"""

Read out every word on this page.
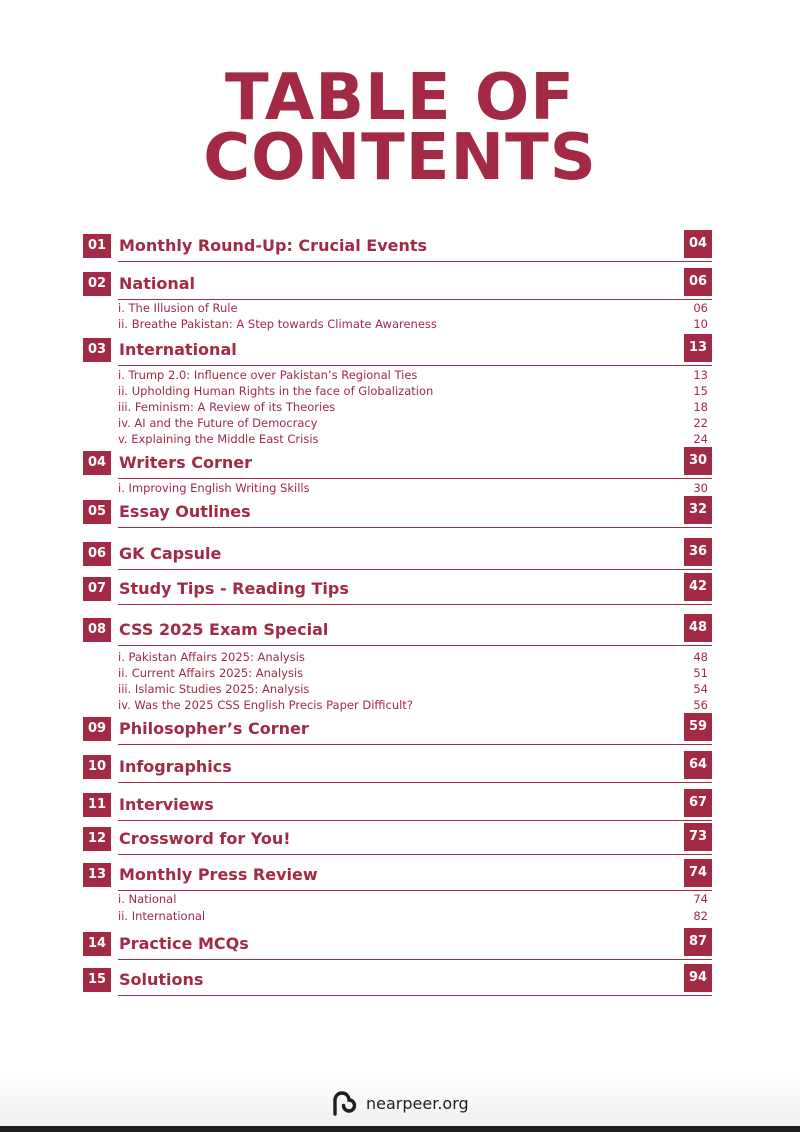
TABLE OF
CONTENTS
01 Monthly Round-Up: Crucial Events	04
02 National	06
i. The Illusion of Rule	06
ii. Breathe Pakistan: A Step towards Climate Awareness	10
03 International	13
i. Trump 2.0: Influence over Pakistan’s Regional Ties	13
ii. Upholding Human Rights in the face of Globalization	15
iii. Feminism: A Review of its Theories	18
iv. AI and the Future of Democracy	22
v. Explaining the Middle East Crisis	24
04 Writers Corner	30
i. Improving English Writing Skills	30
05 Essay Outlines	32
06 GK Capsule	36
07 Study Tips - Reading Tips	42
08 CSS 2025 Exam Special	48
i. Pakistan Affairs 2025: Analysis	48
ii. Current Affairs 2025: Analysis	51
iii. Islamic Studies 2025: Analysis	54
iv. Was the 2025 CSS English Precis Paper Difficult?	56
09 Philosopher’s Corner	59
10 Infographics	64
11 Interviews	67
12 Crossword for You!	73
13 Monthly Press Review	74
i. National	74
ii. International	82
14 Practice MCQs	87
15 Solutions	94
nearpeer.org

"""

Repeat each entry exactly as it appears; skip any picture.

• [Solution for this task]:
Read out every word on this page.
TABLE OF
CONTENTS
01 Monthly Round-Up: Crucial Events	04
02 National	06
i. The Illusion of Rule	06
ii. Breathe Pakistan: A Step towards Climate Awareness	10
03 International	13
i. Trump 2.0: Influence over Pakistan’s Regional Ties	13
ii. Upholding Human Rights in the face of Globalization	15
iii. Feminism: A Review of its Theories	18
iv. AI and the Future of Democracy	22
v. Explaining the Middle East Crisis	24
04 Writers Corner	30
i. Improving English Writing Skills	30
05 Essay Outlines	32
06 GK Capsule	36
07 Study Tips - Reading Tips	42
08 CSS 2025 Exam Special	48
i. Pakistan Affairs 2025: Analysis	48
ii. Current Affairs 2025: Analysis	51
iii. Islamic Studies 2025: Analysis	54
iv. Was the 2025 CSS English Precis Paper Difficult?	56
09 Philosopher’s Corner	59
10 Infographics	64
11 Interviews	67
12 Crossword for You!	73
13 Monthly Press Review	74
i. National	74
ii. International	82
14 Practice MCQs	87
15 Solutions	94
nearpeer.org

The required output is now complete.